» What you will do: How many lines of the listing below contain the string "label"? Reply with the number alone.

-- Entries supplied start --

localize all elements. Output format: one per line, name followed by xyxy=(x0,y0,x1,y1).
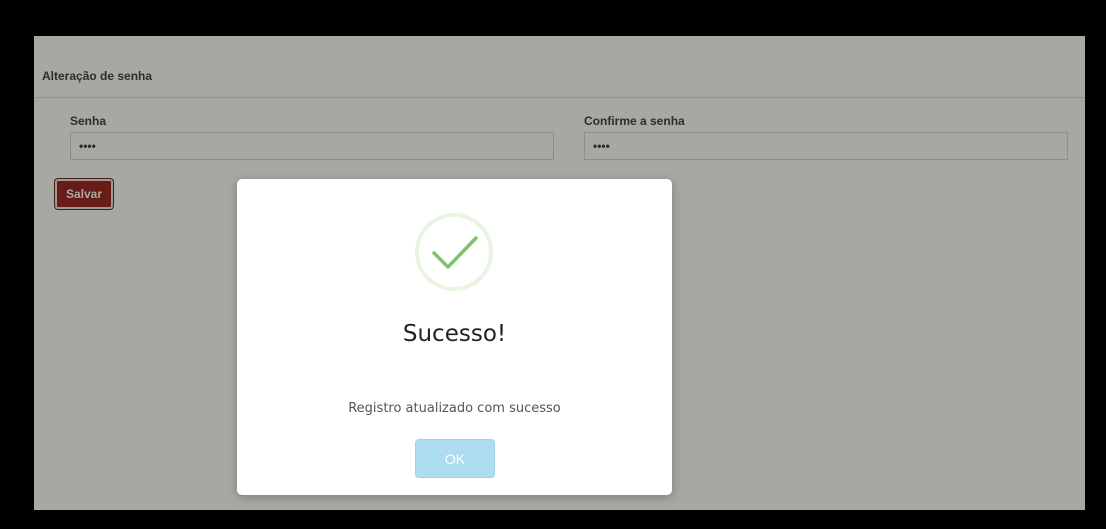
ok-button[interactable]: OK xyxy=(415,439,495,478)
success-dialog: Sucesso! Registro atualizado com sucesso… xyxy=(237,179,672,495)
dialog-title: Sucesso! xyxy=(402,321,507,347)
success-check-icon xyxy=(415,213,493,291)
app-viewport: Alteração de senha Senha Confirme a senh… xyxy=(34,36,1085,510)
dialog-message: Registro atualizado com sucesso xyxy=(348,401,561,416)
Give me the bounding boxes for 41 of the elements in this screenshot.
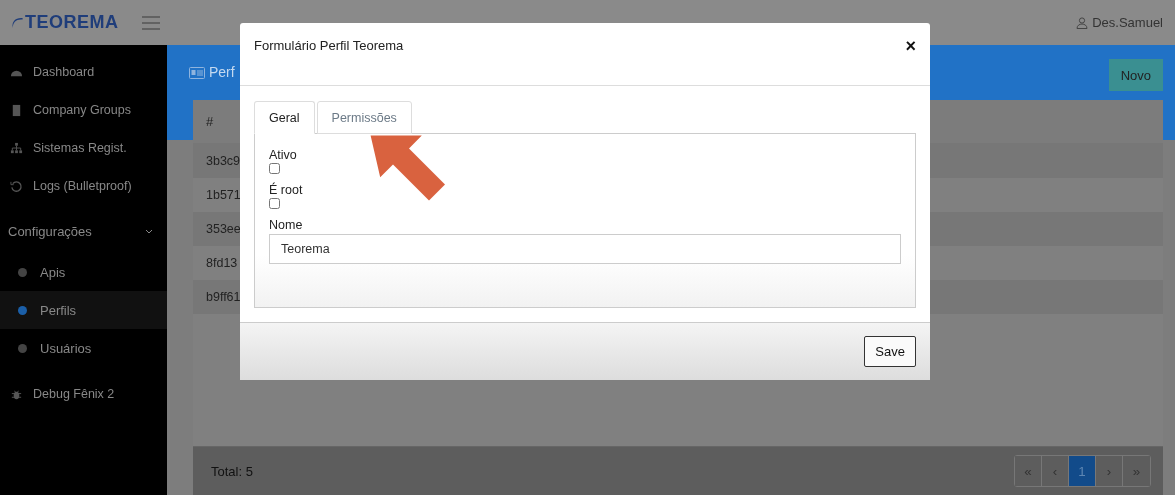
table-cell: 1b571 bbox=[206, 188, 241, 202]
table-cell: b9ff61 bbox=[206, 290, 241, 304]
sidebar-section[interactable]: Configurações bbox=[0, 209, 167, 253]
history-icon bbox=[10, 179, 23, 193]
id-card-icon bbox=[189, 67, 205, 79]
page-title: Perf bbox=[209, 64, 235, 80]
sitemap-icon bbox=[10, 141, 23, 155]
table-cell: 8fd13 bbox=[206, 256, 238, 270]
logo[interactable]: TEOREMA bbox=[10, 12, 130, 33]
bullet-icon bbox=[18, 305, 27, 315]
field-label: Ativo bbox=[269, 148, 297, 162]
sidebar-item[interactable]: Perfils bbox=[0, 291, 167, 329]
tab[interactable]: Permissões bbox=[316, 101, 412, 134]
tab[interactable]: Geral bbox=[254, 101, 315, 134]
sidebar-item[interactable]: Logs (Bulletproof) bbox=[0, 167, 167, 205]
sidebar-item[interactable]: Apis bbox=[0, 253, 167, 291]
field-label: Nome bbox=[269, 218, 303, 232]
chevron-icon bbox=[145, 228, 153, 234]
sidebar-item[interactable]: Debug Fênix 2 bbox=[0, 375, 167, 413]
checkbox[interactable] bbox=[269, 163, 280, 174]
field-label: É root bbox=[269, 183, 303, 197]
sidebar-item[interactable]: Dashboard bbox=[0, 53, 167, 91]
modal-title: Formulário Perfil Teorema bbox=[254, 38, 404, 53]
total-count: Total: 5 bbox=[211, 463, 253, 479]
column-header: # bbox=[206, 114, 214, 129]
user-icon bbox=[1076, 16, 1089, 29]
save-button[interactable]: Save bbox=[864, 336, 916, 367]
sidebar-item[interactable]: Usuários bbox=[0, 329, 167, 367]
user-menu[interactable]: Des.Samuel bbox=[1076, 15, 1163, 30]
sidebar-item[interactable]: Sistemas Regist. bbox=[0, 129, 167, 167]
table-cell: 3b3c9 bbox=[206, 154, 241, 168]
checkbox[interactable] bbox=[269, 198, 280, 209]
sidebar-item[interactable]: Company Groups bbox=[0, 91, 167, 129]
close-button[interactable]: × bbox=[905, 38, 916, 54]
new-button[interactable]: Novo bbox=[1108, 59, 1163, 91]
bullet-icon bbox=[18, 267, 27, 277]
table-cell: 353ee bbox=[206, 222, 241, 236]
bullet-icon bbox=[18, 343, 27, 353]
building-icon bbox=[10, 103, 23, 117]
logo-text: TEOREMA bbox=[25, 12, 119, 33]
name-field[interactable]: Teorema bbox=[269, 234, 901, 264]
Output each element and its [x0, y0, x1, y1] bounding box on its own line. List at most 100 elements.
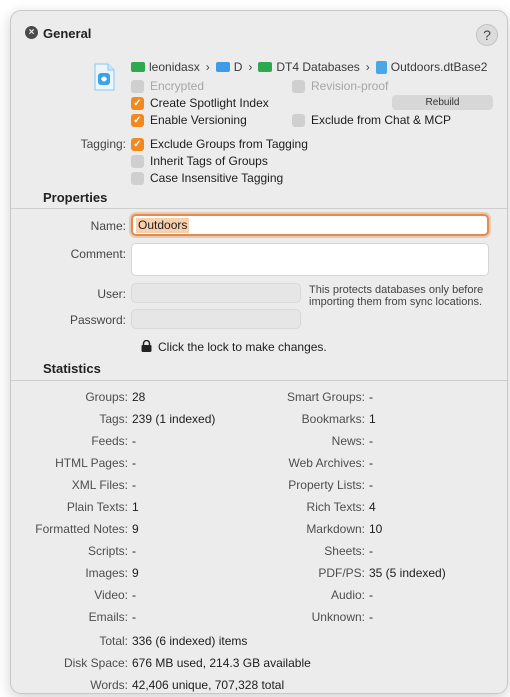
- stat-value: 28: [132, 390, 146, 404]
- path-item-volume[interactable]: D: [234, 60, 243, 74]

-- Entries supplied end --

» Expected answer: 3